Reproduce every line of the material below, but drop the pictures.

----

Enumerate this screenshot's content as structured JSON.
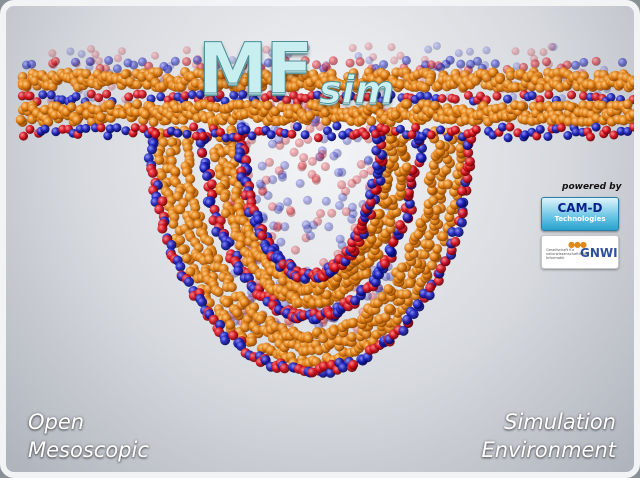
{
  "app": {
    "title": "MF",
    "subtitle": "sim"
  },
  "branding": {
    "powered_by": "powered by",
    "sponsor1_line1": "CAM-D",
    "sponsor1_line2": "Technologies",
    "sponsor2_mark": "GNWI",
    "sponsor2_small": "Gesellschaft für naturwissenschaftliche Informatik"
  },
  "tagline": {
    "left_line1": "Open",
    "left_line2": "Mesoscopic",
    "right_line1": "Simulation",
    "right_line2": "Environment"
  },
  "colors": {
    "bead_orange": "#e07d12",
    "bead_red": "#d4101c",
    "bead_blue": "#1a1fb4",
    "title_fill": "#c9eef0"
  }
}
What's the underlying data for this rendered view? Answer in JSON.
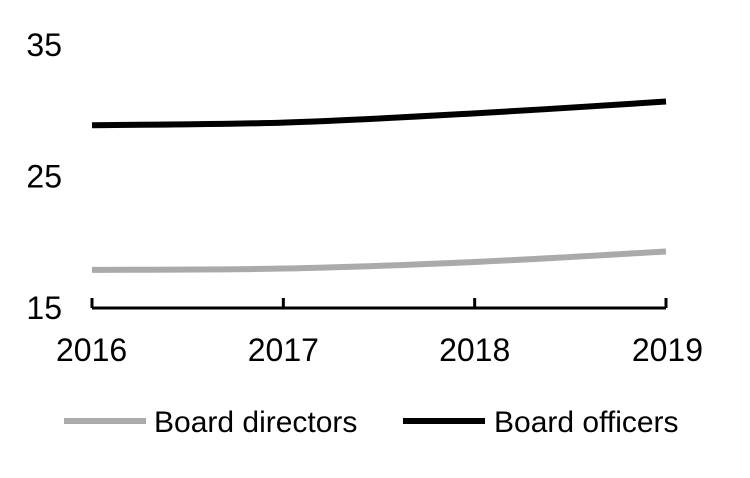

----

Written response —
Enumerate this screenshot's content as structured JSON.
{
  "app": {
    "title": "MF",
    "subtitle": "sim"
  },
  "branding": {
    "powered_by": "powered by",
    "sponsor1_line1": "CAM-D",
    "sponsor1_line2": "Technologies",
    "sponsor2_mark": "GNWI",
    "sponsor2_small": "Gesellschaft für naturwissenschaftliche Informatik"
  },
  "tagline": {
    "left_line1": "Open",
    "left_line2": "Mesoscopic",
    "right_line1": "Simulation",
    "right_line2": "Environment"
  },
  "colors": {
    "bead_orange": "#e07d12",
    "bead_red": "#d4101c",
    "bead_blue": "#1a1fb4",
    "title_fill": "#c9eef0"
  }
}
What's the underlying data for this rendered view? Answer in JSON.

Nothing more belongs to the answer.